┌──

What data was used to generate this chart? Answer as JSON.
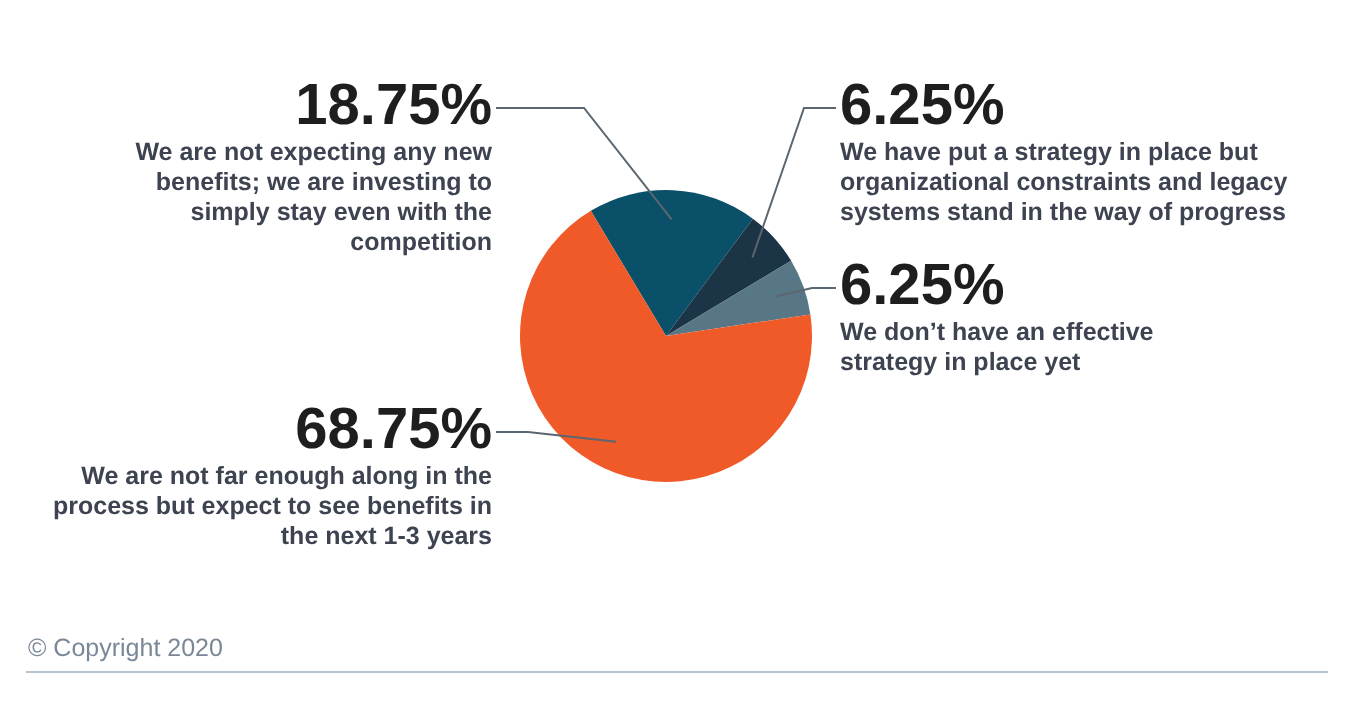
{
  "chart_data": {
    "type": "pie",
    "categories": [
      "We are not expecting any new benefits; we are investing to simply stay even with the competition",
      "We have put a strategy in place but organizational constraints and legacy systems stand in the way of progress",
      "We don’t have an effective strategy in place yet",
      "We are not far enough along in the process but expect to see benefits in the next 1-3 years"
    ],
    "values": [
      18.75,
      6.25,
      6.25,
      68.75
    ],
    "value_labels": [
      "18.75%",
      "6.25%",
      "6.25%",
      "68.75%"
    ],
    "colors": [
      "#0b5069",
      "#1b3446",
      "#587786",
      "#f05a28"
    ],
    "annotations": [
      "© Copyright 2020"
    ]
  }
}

└──

- **TASK PROMPT**:
Transcribe the listing above verbatim. Omit the pictures.

- **ANSWER TO THE PROBLEM**:
What data was used to generate this chart? Answer as JSON.
{
  "chart_data": {
    "type": "pie",
    "categories": [
      "We are not expecting any new benefits; we are investing to simply stay even with the competition",
      "We have put a strategy in place but organizational constraints and legacy systems stand in the way of progress",
      "We don’t have an effective strategy in place yet",
      "We are not far enough along in the process but expect to see benefits in the next 1-3 years"
    ],
    "values": [
      18.75,
      6.25,
      6.25,
      68.75
    ],
    "value_labels": [
      "18.75%",
      "6.25%",
      "6.25%",
      "68.75%"
    ],
    "colors": [
      "#0b5069",
      "#1b3446",
      "#587786",
      "#f05a28"
    ],
    "annotations": [
      "© Copyright 2020"
    ]
  }
}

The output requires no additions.